| Aim |
In the listing that follows, count every line with the word "name" in it and write only the total.

| The data |
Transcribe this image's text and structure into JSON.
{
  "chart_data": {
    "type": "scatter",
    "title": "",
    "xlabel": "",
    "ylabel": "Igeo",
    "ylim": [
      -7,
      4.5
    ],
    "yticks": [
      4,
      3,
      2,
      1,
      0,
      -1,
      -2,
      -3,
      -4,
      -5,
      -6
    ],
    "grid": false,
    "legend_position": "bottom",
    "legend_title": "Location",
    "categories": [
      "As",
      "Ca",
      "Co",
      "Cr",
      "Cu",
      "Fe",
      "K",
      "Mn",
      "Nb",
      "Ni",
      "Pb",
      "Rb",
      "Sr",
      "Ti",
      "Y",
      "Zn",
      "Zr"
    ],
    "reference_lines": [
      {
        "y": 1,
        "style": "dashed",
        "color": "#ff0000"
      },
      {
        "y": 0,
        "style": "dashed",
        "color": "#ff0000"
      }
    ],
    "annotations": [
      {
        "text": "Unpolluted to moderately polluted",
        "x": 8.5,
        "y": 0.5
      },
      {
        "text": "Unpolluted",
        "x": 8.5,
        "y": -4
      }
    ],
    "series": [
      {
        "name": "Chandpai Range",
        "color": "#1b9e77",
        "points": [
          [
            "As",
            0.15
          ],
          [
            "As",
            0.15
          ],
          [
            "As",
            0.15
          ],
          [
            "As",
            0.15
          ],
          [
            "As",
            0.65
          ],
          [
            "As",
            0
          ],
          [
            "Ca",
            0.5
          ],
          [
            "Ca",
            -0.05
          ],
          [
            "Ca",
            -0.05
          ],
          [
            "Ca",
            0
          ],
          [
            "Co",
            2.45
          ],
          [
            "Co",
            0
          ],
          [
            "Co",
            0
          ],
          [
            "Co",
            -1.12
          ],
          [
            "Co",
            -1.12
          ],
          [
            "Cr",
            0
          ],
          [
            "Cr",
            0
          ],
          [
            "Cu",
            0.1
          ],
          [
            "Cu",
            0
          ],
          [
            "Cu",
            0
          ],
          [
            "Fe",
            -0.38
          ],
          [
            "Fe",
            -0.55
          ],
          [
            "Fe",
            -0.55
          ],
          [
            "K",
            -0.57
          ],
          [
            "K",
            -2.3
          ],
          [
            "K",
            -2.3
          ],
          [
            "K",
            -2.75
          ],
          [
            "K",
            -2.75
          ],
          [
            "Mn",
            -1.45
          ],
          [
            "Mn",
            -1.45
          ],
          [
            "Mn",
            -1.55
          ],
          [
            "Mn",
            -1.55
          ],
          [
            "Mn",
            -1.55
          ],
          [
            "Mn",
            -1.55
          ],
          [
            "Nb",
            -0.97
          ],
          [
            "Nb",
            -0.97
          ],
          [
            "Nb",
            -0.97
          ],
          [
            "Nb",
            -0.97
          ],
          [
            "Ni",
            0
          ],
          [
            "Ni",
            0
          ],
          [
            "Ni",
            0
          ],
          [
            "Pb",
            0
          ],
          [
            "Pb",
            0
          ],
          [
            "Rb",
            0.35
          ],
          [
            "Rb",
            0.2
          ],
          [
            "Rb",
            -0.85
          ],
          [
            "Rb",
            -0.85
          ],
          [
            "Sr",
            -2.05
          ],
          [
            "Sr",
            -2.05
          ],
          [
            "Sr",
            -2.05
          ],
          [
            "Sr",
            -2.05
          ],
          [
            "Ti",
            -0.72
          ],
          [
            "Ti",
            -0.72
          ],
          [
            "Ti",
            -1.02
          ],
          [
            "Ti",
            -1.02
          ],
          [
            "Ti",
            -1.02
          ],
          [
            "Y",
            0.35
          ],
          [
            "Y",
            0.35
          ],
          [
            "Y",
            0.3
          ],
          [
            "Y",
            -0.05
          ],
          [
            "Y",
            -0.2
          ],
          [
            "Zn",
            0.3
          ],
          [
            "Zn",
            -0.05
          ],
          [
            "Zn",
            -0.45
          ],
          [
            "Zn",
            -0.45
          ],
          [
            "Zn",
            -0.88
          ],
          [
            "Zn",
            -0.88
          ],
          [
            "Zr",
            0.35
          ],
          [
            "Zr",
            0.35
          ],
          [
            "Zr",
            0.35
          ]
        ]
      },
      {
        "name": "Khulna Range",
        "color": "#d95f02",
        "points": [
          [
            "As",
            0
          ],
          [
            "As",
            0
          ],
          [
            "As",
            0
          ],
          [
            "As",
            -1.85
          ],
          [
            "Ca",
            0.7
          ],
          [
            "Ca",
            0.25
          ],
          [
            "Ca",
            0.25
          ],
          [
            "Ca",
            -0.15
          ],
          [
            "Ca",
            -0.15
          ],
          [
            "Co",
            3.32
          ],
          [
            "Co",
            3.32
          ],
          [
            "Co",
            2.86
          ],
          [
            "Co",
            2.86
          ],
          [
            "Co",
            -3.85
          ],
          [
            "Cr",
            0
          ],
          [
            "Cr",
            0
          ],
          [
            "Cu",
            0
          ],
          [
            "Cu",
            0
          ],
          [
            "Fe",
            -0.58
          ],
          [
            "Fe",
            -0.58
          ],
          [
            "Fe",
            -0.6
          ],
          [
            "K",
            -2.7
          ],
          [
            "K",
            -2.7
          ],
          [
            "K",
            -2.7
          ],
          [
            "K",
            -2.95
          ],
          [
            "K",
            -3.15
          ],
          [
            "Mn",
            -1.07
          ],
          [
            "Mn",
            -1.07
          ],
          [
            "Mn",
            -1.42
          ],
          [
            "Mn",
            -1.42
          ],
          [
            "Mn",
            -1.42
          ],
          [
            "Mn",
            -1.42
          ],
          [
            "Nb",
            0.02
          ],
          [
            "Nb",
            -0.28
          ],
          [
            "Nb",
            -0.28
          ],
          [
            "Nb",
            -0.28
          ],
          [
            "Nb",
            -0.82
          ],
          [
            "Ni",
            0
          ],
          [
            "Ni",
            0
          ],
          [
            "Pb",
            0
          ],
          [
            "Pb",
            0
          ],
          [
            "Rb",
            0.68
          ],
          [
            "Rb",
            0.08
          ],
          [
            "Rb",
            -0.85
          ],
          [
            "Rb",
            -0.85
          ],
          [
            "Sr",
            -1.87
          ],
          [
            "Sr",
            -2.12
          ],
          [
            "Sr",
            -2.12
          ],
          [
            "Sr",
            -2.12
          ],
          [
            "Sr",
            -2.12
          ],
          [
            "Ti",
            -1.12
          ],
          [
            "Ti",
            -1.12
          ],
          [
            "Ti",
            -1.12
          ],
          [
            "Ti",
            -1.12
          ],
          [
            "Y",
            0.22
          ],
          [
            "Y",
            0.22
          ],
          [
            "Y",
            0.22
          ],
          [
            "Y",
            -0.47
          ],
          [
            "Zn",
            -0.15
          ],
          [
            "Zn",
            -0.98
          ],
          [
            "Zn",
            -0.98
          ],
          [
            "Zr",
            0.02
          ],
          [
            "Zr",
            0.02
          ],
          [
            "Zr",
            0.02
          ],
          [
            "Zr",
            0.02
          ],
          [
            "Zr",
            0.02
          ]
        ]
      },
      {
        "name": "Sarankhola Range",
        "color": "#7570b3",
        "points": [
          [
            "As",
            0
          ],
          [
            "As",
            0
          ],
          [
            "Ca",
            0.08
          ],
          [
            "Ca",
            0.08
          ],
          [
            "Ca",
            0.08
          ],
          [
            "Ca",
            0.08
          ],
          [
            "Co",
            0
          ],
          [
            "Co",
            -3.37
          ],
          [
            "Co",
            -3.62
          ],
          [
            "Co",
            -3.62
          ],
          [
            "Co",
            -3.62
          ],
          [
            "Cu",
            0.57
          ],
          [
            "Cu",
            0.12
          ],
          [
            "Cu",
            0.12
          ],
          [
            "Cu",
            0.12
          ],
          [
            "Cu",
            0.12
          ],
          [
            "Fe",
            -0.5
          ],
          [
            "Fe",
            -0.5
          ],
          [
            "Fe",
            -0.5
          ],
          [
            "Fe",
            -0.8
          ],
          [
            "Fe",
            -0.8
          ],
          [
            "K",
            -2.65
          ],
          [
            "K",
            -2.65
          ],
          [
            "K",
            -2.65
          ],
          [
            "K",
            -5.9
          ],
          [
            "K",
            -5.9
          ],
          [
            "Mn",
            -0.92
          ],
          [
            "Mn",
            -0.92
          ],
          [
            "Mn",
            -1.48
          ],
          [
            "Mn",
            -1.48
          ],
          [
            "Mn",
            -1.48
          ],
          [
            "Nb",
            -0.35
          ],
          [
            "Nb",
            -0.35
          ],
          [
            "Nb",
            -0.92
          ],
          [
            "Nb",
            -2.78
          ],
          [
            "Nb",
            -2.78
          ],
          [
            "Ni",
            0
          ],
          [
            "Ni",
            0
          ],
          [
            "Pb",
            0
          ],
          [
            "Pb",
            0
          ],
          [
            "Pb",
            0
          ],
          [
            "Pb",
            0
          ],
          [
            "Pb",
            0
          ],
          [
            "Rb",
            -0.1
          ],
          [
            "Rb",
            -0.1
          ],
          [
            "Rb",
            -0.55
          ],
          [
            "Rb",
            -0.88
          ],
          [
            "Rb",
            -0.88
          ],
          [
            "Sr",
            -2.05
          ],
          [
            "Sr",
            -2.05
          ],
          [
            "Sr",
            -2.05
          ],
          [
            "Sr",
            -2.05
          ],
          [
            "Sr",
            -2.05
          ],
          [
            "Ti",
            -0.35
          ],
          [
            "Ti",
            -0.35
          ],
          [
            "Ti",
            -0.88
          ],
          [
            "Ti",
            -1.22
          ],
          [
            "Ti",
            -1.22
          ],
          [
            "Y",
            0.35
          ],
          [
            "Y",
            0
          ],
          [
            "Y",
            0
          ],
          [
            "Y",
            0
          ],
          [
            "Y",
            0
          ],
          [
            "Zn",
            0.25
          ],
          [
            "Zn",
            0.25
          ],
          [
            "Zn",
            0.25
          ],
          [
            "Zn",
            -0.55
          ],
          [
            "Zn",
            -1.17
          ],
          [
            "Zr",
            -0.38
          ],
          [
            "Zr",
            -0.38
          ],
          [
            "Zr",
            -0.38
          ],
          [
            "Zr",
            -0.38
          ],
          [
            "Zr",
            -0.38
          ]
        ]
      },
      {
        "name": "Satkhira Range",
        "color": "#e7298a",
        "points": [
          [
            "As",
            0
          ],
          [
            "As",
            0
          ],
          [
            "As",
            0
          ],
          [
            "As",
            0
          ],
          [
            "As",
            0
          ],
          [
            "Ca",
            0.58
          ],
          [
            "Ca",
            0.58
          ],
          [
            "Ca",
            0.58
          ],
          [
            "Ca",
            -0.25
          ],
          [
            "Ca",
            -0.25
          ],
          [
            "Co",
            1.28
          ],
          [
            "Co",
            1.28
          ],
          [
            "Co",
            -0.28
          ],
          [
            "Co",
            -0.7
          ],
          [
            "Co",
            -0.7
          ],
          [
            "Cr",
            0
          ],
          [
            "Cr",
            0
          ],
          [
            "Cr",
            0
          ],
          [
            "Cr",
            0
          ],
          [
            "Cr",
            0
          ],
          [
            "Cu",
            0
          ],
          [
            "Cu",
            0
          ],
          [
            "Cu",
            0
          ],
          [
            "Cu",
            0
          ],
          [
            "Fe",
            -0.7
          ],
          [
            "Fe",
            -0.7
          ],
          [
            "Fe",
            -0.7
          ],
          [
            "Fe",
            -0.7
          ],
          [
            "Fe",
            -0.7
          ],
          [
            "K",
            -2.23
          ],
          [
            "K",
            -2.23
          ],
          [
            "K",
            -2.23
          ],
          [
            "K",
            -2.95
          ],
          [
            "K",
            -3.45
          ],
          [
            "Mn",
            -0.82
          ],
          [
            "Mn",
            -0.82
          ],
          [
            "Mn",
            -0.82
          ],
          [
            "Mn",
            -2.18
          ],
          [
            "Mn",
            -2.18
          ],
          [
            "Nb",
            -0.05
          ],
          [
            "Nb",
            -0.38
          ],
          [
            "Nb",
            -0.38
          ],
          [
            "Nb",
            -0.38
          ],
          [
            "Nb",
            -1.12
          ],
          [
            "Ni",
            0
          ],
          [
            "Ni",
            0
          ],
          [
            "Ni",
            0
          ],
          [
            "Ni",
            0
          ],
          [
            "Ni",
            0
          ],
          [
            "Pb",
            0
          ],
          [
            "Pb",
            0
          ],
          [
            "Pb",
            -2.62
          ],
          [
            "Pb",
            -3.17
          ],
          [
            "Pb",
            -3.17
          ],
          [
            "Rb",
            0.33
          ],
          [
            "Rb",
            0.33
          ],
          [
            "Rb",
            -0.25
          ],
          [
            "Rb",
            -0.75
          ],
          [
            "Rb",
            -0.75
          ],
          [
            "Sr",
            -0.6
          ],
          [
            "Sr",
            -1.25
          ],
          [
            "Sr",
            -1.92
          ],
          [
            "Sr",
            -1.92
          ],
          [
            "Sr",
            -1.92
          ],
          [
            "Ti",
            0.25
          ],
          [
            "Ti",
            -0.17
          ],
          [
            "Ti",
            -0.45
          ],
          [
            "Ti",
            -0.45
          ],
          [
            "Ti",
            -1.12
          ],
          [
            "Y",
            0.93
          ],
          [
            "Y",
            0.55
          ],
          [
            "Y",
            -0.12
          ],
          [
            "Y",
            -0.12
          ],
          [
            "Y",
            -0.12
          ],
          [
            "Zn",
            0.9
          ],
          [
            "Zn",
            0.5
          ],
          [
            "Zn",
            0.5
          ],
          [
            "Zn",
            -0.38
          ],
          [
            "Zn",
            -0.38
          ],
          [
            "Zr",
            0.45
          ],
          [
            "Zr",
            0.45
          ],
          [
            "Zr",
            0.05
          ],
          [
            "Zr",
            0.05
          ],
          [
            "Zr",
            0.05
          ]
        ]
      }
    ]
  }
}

| Output of the task |
4